* DO THIS *
Copy out every line of the data below word for word, keeping each line as it appears.

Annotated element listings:
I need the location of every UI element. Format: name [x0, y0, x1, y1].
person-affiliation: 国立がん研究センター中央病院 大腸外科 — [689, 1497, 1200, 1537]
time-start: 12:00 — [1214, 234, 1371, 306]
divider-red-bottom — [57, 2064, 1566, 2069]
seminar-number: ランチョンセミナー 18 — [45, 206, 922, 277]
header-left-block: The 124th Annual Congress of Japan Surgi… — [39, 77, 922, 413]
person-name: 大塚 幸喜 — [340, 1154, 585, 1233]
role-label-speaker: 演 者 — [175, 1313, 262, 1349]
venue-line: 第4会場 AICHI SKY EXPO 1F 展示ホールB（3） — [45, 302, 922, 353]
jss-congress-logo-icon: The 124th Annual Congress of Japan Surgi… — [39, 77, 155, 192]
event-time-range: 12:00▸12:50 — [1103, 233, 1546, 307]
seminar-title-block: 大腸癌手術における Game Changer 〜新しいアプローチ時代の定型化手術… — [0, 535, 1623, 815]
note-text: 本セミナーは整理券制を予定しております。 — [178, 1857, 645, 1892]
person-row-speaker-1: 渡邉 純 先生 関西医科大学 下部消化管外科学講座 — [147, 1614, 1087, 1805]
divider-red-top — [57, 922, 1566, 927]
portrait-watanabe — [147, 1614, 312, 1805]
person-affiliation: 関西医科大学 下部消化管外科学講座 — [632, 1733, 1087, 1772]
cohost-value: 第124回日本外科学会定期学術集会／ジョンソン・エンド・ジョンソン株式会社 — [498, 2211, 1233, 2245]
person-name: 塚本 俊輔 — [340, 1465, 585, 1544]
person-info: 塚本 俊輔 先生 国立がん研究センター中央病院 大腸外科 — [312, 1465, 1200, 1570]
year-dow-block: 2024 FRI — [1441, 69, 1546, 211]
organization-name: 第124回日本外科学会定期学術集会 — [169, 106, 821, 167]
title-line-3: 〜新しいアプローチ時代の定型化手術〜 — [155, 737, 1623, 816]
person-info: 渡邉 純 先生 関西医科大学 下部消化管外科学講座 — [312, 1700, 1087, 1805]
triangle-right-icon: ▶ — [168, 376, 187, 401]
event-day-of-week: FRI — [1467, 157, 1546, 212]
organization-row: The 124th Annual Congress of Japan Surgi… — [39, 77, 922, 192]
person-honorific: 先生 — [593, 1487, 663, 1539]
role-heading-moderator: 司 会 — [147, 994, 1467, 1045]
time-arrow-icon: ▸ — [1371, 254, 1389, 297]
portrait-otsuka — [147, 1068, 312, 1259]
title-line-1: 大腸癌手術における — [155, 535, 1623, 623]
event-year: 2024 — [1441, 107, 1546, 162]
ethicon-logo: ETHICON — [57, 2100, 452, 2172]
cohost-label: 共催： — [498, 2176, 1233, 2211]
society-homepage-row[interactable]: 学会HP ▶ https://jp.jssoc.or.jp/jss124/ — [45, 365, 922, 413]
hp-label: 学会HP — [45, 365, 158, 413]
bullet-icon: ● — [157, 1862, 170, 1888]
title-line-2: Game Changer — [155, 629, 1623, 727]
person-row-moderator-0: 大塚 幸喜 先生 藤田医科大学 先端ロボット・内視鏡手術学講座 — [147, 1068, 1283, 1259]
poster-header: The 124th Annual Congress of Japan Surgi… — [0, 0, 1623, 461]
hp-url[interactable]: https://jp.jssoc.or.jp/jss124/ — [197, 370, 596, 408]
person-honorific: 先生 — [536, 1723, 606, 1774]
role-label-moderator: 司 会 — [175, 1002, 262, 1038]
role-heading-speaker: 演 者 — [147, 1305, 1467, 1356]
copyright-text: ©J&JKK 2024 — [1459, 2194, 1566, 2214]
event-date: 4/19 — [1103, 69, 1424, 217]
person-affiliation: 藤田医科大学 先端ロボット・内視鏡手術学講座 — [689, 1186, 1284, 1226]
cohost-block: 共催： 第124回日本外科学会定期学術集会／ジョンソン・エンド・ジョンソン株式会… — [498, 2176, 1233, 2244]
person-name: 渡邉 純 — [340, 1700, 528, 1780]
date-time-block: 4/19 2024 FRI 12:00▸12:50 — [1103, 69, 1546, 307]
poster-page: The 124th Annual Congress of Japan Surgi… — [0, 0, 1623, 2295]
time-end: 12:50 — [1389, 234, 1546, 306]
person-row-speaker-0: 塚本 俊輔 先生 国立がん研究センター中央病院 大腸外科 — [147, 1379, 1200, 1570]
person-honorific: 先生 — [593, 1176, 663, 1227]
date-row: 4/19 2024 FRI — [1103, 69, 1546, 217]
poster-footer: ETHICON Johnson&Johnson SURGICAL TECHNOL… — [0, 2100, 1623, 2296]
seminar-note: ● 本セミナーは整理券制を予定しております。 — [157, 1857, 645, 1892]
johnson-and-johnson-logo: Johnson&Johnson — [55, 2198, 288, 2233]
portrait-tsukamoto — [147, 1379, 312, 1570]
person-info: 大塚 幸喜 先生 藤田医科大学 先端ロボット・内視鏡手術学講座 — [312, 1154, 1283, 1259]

* FINISHED ANSWER *
I need the location of every UI element. Format: name [x0, y0, x1, y1].
person-affiliation: 国立がん研究センター中央病院 大腸外科 — [689, 1497, 1200, 1537]
time-start: 12:00 — [1214, 234, 1371, 306]
divider-red-bottom — [57, 2064, 1566, 2069]
seminar-number: ランチョンセミナー 18 — [45, 206, 922, 277]
header-left-block: The 124th Annual Congress of Japan Surgi… — [39, 77, 922, 413]
person-name: 大塚 幸喜 — [340, 1154, 585, 1233]
role-label-speaker: 演 者 — [175, 1313, 262, 1349]
venue-line: 第4会場 AICHI SKY EXPO 1F 展示ホールB（3） — [45, 302, 922, 353]
jss-congress-logo-icon: The 124th Annual Congress of Japan Surgi… — [39, 77, 155, 192]
event-time-range: 12:00▸12:50 — [1103, 233, 1546, 307]
seminar-title-block: 大腸癌手術における Game Changer 〜新しいアプローチ時代の定型化手術… — [0, 535, 1623, 815]
note-text: 本セミナーは整理券制を予定しております。 — [178, 1857, 645, 1892]
person-row-speaker-1: 渡邉 純 先生 関西医科大学 下部消化管外科学講座 — [147, 1614, 1087, 1805]
divider-red-top — [57, 922, 1566, 927]
portrait-watanabe — [147, 1614, 312, 1805]
person-affiliation: 関西医科大学 下部消化管外科学講座 — [632, 1733, 1087, 1772]
cohost-value: 第124回日本外科学会定期学術集会／ジョンソン・エンド・ジョンソン株式会社 — [498, 2211, 1233, 2245]
person-name: 塚本 俊輔 — [340, 1465, 585, 1544]
person-info: 塚本 俊輔 先生 国立がん研究センター中央病院 大腸外科 — [312, 1465, 1200, 1570]
year-dow-block: 2024 FRI — [1441, 69, 1546, 211]
organization-name: 第124回日本外科学会定期学術集会 — [169, 106, 821, 167]
title-line-3: 〜新しいアプローチ時代の定型化手術〜 — [155, 737, 1623, 816]
person-info: 渡邉 純 先生 関西医科大学 下部消化管外科学講座 — [312, 1700, 1087, 1805]
triangle-right-icon: ▶ — [168, 376, 187, 401]
event-day-of-week: FRI — [1467, 157, 1546, 212]
organization-row: The 124th Annual Congress of Japan Surgi… — [39, 77, 922, 192]
person-honorific: 先生 — [593, 1487, 663, 1539]
role-heading-moderator: 司 会 — [147, 994, 1467, 1045]
time-arrow-icon: ▸ — [1371, 254, 1389, 297]
portrait-otsuka — [147, 1068, 312, 1259]
title-line-1: 大腸癌手術における — [155, 535, 1623, 623]
event-year: 2024 — [1441, 107, 1546, 162]
ethicon-logo: ETHICON — [57, 2100, 452, 2172]
cohost-label: 共催： — [498, 2176, 1233, 2211]
society-homepage-row[interactable]: 学会HP ▶ https://jp.jssoc.or.jp/jss124/ — [45, 365, 922, 413]
hp-label: 学会HP — [45, 365, 158, 413]
bullet-icon: ● — [157, 1862, 170, 1888]
title-line-2: Game Changer — [155, 629, 1623, 727]
person-row-moderator-0: 大塚 幸喜 先生 藤田医科大学 先端ロボット・内視鏡手術学講座 — [147, 1068, 1283, 1259]
poster-header: The 124th Annual Congress of Japan Surgi… — [0, 0, 1623, 461]
hp-url[interactable]: https://jp.jssoc.or.jp/jss124/ — [197, 370, 596, 408]
person-honorific: 先生 — [536, 1723, 606, 1774]
role-label-moderator: 司 会 — [175, 1002, 262, 1038]
role-heading-speaker: 演 者 — [147, 1305, 1467, 1356]
copyright-text: ©J&JKK 2024 — [1459, 2194, 1566, 2214]
event-date: 4/19 — [1103, 69, 1424, 217]
person-affiliation: 藤田医科大学 先端ロボット・内視鏡手術学講座 — [689, 1186, 1284, 1226]
cohost-block: 共催： 第124回日本外科学会定期学術集会／ジョンソン・エンド・ジョンソン株式会… — [498, 2176, 1233, 2244]
person-name: 渡邉 純 — [340, 1700, 528, 1780]
date-time-block: 4/19 2024 FRI 12:00▸12:50 — [1103, 69, 1546, 307]
poster-page: The 124th Annual Congress of Japan Surgi… — [0, 0, 1623, 2295]
time-end: 12:50 — [1389, 234, 1546, 306]
person-row-speaker-0: 塚本 俊輔 先生 国立がん研究センター中央病院 大腸外科 — [147, 1379, 1200, 1570]
person-honorific: 先生 — [593, 1176, 663, 1227]
date-row: 4/19 2024 FRI — [1103, 69, 1546, 217]
poster-footer: ETHICON Johnson&Johnson SURGICAL TECHNOL… — [0, 2100, 1623, 2296]
seminar-note: ● 本セミナーは整理券制を予定しております。 — [157, 1857, 645, 1892]
johnson-and-johnson-logo: Johnson&Johnson — [55, 2198, 288, 2233]
portrait-tsukamoto — [147, 1379, 312, 1570]
person-info: 大塚 幸喜 先生 藤田医科大学 先端ロボット・内視鏡手術学講座 — [312, 1154, 1283, 1259]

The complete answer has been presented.